#### [GIVEN EXERCISE]
Scan the material below for lines with the word "tandis" and report how many there are, with nothing added.

#### EXERCISE MATERIAL ####

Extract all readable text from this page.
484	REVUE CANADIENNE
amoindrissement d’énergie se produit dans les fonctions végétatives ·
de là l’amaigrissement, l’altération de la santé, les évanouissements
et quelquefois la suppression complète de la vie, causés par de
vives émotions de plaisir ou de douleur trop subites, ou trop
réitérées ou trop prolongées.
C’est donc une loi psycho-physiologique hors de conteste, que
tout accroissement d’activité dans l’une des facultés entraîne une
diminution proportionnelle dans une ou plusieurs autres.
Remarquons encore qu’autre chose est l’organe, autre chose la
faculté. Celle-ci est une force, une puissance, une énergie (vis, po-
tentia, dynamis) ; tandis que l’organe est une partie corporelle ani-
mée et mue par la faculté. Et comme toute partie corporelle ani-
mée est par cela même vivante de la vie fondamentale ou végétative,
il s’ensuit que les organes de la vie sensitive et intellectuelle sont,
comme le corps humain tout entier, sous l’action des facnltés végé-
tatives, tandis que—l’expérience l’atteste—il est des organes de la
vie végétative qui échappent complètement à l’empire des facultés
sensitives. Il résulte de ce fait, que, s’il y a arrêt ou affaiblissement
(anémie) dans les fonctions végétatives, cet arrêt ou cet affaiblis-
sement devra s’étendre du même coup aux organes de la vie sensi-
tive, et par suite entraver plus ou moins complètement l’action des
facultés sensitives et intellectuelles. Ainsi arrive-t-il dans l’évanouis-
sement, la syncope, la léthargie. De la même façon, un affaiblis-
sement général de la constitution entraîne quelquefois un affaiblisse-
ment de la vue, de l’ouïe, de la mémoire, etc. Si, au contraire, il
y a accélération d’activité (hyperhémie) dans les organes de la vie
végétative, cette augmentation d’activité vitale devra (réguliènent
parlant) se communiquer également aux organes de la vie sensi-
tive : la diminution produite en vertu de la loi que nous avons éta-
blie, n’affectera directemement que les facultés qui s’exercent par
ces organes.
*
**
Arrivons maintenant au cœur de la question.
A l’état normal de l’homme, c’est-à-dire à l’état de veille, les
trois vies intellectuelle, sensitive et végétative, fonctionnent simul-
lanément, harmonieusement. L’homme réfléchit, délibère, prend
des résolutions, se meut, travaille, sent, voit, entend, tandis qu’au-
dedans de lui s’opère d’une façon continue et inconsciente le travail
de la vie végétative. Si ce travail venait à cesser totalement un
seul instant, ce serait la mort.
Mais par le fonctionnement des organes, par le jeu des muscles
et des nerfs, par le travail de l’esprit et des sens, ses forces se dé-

####

#### [COMPLETED TASK]
3